** WHAT THE TASK ASKS **
What lines of the data hold the string "городу"? Pull each one out.

========================================================================

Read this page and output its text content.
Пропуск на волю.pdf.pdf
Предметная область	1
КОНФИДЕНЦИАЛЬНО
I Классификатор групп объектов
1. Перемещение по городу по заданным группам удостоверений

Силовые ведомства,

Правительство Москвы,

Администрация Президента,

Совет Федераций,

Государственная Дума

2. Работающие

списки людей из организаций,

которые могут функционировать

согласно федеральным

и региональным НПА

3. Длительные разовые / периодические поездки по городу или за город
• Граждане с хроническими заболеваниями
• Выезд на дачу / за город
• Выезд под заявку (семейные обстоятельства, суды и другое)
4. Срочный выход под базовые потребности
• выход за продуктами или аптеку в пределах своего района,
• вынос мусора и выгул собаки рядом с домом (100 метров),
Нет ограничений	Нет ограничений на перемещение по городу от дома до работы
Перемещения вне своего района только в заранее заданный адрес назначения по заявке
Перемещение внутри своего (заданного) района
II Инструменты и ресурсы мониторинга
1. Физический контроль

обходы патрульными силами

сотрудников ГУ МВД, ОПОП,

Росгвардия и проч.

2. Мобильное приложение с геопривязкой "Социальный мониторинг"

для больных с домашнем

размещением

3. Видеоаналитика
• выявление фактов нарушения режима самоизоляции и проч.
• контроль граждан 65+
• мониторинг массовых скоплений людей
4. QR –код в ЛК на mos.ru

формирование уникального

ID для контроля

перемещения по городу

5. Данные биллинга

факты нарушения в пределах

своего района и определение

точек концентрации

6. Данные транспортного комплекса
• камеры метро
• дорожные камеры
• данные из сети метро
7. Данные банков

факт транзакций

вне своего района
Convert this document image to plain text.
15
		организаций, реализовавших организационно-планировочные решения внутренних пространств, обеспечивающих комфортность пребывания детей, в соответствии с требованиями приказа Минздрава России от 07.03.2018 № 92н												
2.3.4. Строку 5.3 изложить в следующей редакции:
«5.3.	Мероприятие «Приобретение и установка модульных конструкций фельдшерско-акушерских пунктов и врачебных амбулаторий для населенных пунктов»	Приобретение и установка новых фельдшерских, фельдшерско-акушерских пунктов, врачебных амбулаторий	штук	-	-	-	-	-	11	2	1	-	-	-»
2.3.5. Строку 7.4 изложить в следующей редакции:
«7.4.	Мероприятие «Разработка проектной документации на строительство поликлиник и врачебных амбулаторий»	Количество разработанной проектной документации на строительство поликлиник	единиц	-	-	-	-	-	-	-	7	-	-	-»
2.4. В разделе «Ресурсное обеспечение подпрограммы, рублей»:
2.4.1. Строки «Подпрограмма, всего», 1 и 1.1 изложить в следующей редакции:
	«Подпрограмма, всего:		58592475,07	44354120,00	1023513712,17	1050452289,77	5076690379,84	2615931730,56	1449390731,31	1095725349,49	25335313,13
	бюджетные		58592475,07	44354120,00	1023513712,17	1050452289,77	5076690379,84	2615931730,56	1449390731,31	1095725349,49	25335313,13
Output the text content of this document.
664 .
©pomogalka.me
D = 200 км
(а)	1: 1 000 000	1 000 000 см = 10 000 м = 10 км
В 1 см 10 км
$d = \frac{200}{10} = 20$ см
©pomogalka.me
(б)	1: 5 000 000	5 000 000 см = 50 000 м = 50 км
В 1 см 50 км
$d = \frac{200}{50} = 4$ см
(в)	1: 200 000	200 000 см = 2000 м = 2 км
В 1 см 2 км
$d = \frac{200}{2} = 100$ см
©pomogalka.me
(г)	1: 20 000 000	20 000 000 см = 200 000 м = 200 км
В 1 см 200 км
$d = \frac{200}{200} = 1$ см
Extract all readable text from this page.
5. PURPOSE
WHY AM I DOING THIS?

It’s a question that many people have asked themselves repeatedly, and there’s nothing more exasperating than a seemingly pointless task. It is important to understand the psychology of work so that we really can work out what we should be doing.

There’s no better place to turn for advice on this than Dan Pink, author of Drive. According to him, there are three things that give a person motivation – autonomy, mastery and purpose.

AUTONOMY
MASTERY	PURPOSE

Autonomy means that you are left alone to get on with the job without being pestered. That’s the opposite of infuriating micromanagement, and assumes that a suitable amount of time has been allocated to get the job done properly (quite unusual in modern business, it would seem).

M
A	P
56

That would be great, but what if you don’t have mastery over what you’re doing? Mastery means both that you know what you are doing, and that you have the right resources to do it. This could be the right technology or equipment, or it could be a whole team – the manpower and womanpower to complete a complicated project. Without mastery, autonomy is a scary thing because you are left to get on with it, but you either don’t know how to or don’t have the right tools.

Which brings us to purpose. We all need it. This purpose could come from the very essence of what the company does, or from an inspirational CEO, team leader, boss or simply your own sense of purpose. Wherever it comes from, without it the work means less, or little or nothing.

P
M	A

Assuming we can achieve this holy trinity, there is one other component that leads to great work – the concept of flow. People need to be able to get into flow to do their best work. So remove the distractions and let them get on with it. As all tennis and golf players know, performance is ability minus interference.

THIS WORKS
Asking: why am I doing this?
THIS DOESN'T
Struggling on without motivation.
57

========================================================================

** RESULT FOR THIS TASK **
1. Перемещение по городу по заданным группам удостоверений
3. Длительные разовые / периодические поездки по городу или за город
Нет ограничений	Нет ограничений на перемещение по городу от дома до работы
перемещения по городу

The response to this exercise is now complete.